• [SHORT EXERCISE]
Search the material for the word "modéliser" and report each line where it turns up.

• [SUPPLIED MATERIAL]
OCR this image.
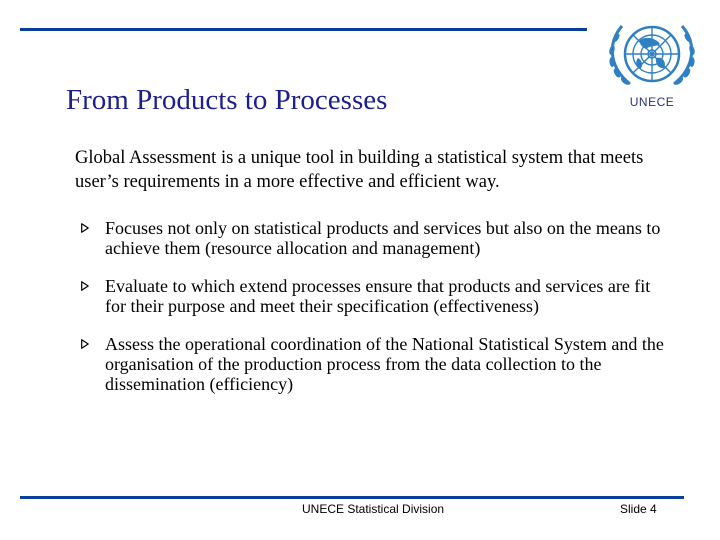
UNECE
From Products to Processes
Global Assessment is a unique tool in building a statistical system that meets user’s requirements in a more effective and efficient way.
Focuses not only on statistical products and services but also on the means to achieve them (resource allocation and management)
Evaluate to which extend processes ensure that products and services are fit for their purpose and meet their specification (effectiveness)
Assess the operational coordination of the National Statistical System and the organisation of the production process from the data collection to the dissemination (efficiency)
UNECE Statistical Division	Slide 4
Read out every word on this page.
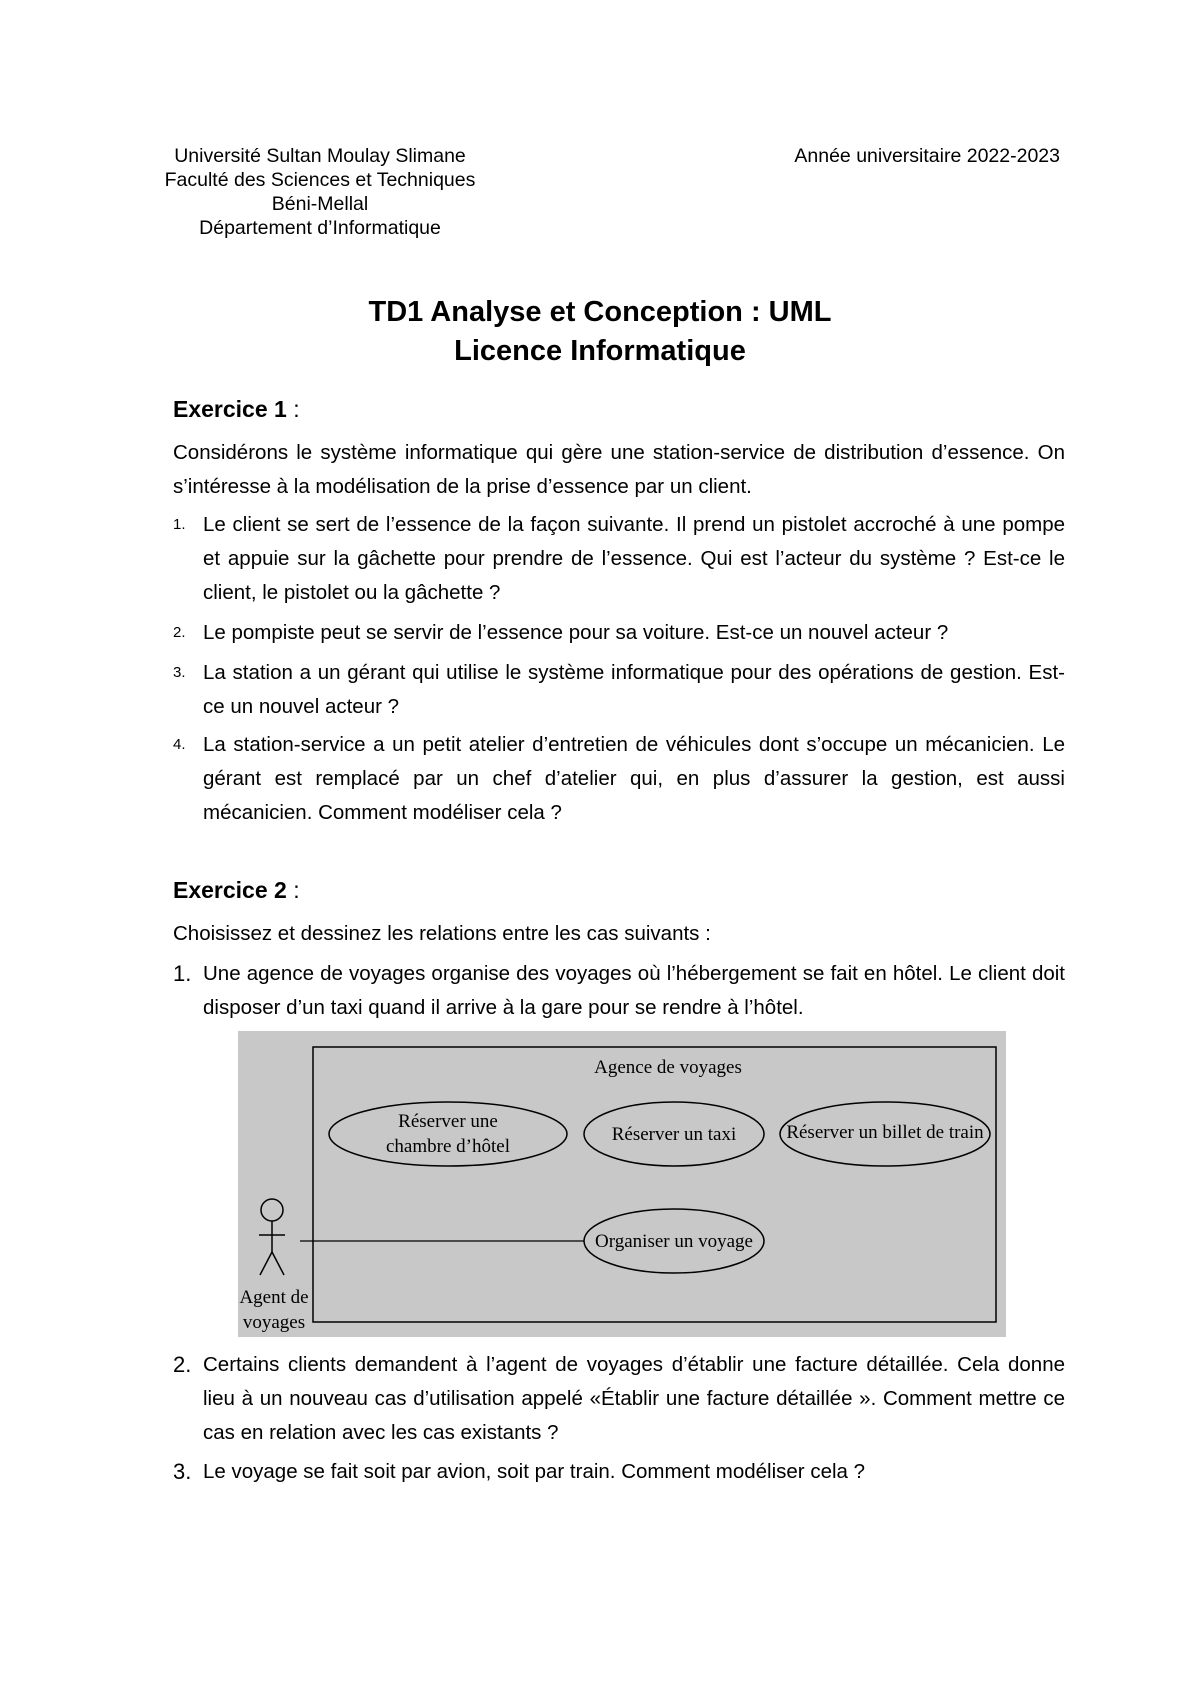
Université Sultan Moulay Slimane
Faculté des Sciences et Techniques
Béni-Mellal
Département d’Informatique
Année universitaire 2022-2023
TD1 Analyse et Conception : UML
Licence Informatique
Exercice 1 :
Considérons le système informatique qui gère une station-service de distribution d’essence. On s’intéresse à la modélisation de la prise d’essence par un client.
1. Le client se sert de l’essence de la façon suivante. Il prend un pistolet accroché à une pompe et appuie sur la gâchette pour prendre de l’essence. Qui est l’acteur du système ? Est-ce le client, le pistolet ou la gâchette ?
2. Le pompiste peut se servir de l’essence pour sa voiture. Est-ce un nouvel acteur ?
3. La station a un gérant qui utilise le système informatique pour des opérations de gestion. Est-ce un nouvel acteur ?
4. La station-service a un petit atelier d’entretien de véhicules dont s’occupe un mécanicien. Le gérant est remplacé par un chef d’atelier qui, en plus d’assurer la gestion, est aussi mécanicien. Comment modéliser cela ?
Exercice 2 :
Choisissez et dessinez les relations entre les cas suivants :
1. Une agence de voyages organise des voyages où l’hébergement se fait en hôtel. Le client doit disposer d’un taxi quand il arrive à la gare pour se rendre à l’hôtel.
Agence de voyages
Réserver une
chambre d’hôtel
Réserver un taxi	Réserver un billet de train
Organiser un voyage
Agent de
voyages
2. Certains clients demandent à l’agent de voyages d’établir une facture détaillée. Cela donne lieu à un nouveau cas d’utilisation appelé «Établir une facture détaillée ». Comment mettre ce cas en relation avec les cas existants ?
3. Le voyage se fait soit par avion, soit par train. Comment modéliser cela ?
...
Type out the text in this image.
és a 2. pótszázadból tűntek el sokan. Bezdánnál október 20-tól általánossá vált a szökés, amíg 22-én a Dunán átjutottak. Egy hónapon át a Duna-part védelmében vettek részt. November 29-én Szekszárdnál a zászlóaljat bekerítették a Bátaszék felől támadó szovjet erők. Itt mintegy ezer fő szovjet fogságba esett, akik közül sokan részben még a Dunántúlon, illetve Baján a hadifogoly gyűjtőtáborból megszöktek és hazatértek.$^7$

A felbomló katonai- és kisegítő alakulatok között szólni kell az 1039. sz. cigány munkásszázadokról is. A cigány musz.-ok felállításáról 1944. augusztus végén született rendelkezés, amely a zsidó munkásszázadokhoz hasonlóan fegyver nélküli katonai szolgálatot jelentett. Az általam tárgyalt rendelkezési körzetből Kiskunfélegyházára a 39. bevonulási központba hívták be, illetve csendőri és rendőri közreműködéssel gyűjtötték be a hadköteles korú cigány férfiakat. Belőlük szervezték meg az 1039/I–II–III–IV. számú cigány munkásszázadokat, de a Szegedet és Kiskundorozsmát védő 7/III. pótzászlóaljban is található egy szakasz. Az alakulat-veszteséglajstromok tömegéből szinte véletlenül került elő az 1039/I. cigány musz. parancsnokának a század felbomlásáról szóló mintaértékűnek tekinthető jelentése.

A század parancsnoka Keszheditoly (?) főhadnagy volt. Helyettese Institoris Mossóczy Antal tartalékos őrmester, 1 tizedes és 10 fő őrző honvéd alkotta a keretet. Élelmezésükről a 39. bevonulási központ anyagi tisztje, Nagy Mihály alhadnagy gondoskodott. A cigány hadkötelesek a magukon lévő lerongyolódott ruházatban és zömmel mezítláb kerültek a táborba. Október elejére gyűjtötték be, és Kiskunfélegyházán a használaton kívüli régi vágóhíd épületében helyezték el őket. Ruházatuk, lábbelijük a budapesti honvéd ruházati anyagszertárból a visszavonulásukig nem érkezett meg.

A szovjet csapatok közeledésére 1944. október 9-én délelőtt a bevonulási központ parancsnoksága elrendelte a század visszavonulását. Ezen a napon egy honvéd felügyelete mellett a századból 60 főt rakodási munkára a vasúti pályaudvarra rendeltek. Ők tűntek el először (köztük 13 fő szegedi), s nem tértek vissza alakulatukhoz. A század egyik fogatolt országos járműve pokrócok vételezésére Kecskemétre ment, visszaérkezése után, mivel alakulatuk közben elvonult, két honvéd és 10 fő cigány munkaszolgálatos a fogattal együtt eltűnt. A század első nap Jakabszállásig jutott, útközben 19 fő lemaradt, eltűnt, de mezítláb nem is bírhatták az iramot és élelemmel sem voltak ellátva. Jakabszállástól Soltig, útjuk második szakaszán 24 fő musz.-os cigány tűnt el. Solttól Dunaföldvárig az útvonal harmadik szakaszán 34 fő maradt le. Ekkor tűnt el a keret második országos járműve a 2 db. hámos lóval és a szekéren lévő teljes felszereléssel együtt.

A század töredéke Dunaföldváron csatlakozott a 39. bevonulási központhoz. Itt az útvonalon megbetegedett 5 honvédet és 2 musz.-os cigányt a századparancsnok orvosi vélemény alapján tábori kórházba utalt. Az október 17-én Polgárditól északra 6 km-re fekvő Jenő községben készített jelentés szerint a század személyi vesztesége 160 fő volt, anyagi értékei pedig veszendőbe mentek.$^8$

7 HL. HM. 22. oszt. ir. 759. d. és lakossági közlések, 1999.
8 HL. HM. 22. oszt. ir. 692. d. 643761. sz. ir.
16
--
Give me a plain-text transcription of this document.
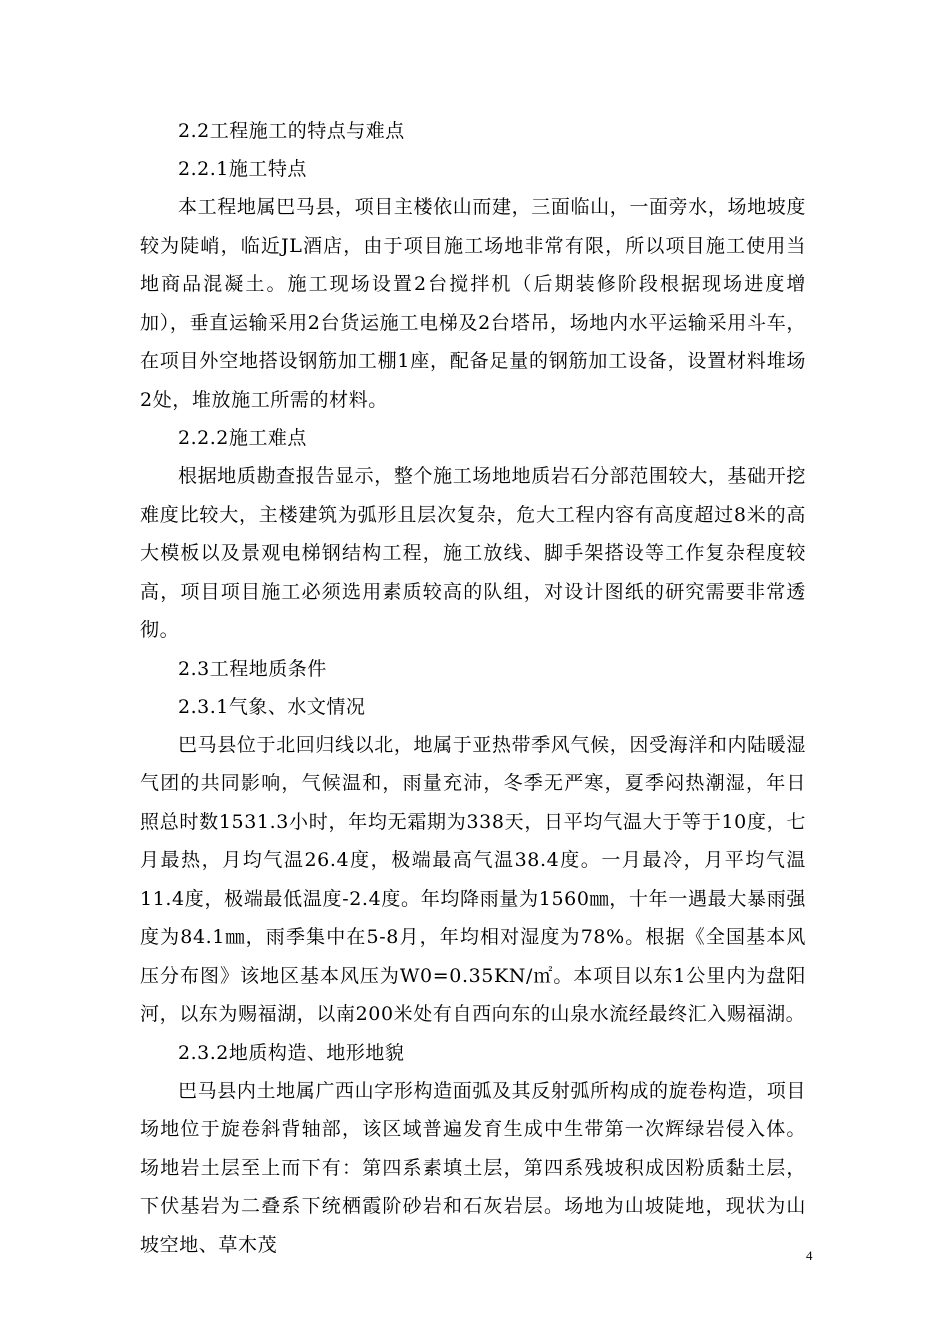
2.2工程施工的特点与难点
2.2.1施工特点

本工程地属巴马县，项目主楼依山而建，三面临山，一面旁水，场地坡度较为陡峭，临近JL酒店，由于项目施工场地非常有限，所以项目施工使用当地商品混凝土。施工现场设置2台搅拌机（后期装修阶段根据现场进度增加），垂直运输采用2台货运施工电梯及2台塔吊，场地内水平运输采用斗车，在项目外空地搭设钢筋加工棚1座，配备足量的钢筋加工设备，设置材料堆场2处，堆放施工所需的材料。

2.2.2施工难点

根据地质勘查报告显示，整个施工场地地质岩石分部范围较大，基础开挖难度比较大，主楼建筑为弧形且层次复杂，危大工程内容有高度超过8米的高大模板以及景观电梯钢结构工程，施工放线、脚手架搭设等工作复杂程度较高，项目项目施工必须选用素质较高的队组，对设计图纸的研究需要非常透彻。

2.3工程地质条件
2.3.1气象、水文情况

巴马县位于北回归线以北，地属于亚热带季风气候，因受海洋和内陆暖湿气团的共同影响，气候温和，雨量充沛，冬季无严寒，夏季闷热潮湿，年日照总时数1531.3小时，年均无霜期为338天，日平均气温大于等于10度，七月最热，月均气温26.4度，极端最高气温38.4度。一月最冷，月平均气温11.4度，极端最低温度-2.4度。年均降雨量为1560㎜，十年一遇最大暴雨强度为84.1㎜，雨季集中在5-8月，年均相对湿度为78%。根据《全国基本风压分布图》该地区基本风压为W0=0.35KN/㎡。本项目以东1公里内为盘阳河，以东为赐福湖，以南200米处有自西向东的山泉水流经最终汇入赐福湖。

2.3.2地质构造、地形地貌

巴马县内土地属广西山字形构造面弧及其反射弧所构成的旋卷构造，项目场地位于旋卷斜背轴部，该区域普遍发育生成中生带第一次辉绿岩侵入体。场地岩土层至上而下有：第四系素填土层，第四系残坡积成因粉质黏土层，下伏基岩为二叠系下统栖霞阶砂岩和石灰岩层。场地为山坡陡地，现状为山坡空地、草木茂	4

• [RESPONSE]
4. La station-service a un petit atelier d’entretien de véhicules dont s’occupe un mécanicien. Le gérant est remplacé par un chef d’atelier qui, en plus d’assurer la gestion, est aussi mécanicien. Comment modéliser cela ?
3. Le voyage se fait soit par avion, soit par train. Comment modéliser cela ?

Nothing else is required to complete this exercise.